* [Instructions for the task] List each line of the data that holds the string "coupe", please.

>>>>>

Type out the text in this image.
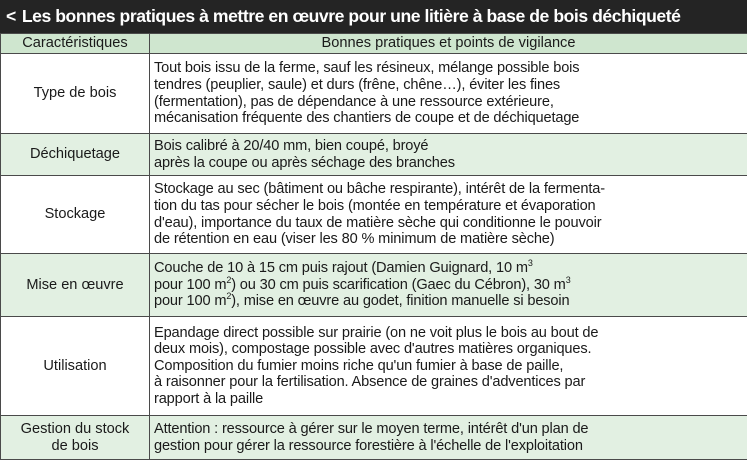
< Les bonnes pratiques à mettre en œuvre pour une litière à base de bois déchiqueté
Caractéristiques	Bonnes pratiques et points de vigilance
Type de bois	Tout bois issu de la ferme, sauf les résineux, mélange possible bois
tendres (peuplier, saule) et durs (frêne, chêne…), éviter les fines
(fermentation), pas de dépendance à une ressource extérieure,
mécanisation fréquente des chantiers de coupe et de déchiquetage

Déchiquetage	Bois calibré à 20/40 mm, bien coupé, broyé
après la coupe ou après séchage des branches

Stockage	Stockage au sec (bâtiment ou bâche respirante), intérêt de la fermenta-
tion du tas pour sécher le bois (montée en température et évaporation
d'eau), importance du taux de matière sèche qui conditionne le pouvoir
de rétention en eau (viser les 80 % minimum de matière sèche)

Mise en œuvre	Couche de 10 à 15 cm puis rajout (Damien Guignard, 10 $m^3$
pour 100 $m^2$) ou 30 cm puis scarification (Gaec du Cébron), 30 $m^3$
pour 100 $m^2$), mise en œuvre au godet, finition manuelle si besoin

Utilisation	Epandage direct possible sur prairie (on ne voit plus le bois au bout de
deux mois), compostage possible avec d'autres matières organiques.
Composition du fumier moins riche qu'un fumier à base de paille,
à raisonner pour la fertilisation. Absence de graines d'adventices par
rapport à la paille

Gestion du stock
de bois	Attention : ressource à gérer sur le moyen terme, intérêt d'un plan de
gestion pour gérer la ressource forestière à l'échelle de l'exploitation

<<<<<
>>>>>

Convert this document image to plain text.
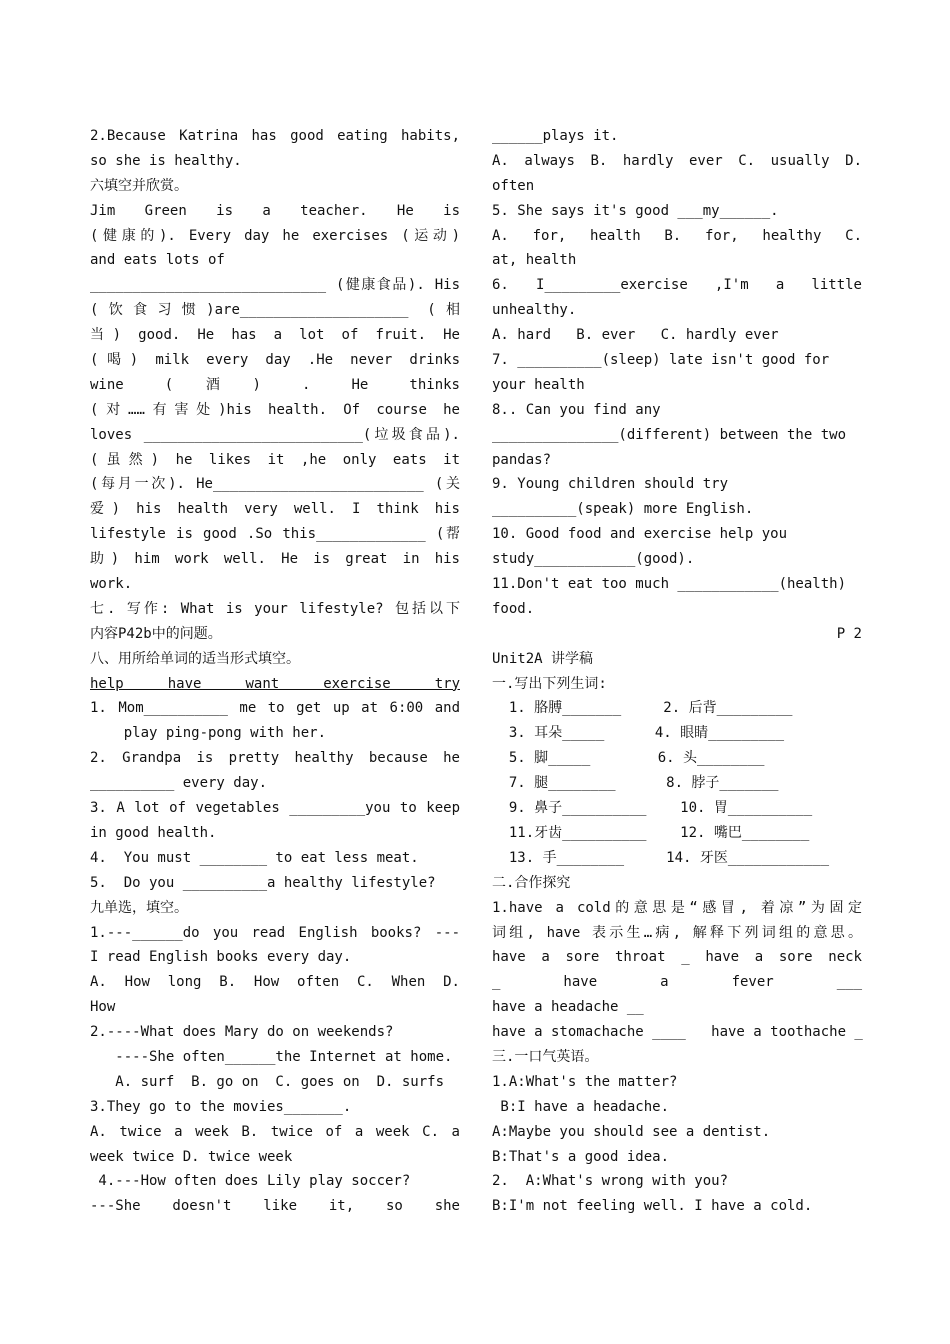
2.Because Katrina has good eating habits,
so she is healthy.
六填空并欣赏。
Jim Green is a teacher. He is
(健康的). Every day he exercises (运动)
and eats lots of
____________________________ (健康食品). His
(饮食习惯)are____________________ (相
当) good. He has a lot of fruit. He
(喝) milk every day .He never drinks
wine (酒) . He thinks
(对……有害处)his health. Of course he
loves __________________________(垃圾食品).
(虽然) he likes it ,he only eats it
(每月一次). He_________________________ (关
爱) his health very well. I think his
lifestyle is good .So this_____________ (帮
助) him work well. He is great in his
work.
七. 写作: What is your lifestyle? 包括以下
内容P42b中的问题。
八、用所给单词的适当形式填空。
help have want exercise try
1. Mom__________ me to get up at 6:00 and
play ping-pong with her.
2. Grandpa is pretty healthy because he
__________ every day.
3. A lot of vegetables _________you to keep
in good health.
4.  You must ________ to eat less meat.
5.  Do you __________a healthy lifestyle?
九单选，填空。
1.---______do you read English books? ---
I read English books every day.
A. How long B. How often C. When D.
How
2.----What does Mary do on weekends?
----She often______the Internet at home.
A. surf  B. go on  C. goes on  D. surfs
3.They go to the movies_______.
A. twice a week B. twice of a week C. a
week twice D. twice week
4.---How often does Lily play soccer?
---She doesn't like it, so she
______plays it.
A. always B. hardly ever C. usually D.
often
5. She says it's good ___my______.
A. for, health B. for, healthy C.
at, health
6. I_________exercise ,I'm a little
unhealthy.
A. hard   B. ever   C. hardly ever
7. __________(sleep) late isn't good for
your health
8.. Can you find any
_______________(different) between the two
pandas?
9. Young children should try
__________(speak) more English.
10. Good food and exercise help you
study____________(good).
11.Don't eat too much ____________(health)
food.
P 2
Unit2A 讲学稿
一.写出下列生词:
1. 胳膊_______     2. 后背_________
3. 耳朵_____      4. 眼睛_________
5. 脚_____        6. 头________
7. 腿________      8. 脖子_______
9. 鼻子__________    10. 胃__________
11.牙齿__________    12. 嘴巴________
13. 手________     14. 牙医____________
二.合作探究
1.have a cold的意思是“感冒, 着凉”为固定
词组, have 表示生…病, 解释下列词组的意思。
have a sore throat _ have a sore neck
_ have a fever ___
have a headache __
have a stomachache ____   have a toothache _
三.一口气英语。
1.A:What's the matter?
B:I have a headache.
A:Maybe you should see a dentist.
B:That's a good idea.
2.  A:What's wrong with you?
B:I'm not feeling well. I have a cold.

<<<<<

* [Exercise solution]
mécanisation fréquente des chantiers de coupe et de déchiquetage
après la coupe ou après séchage des branches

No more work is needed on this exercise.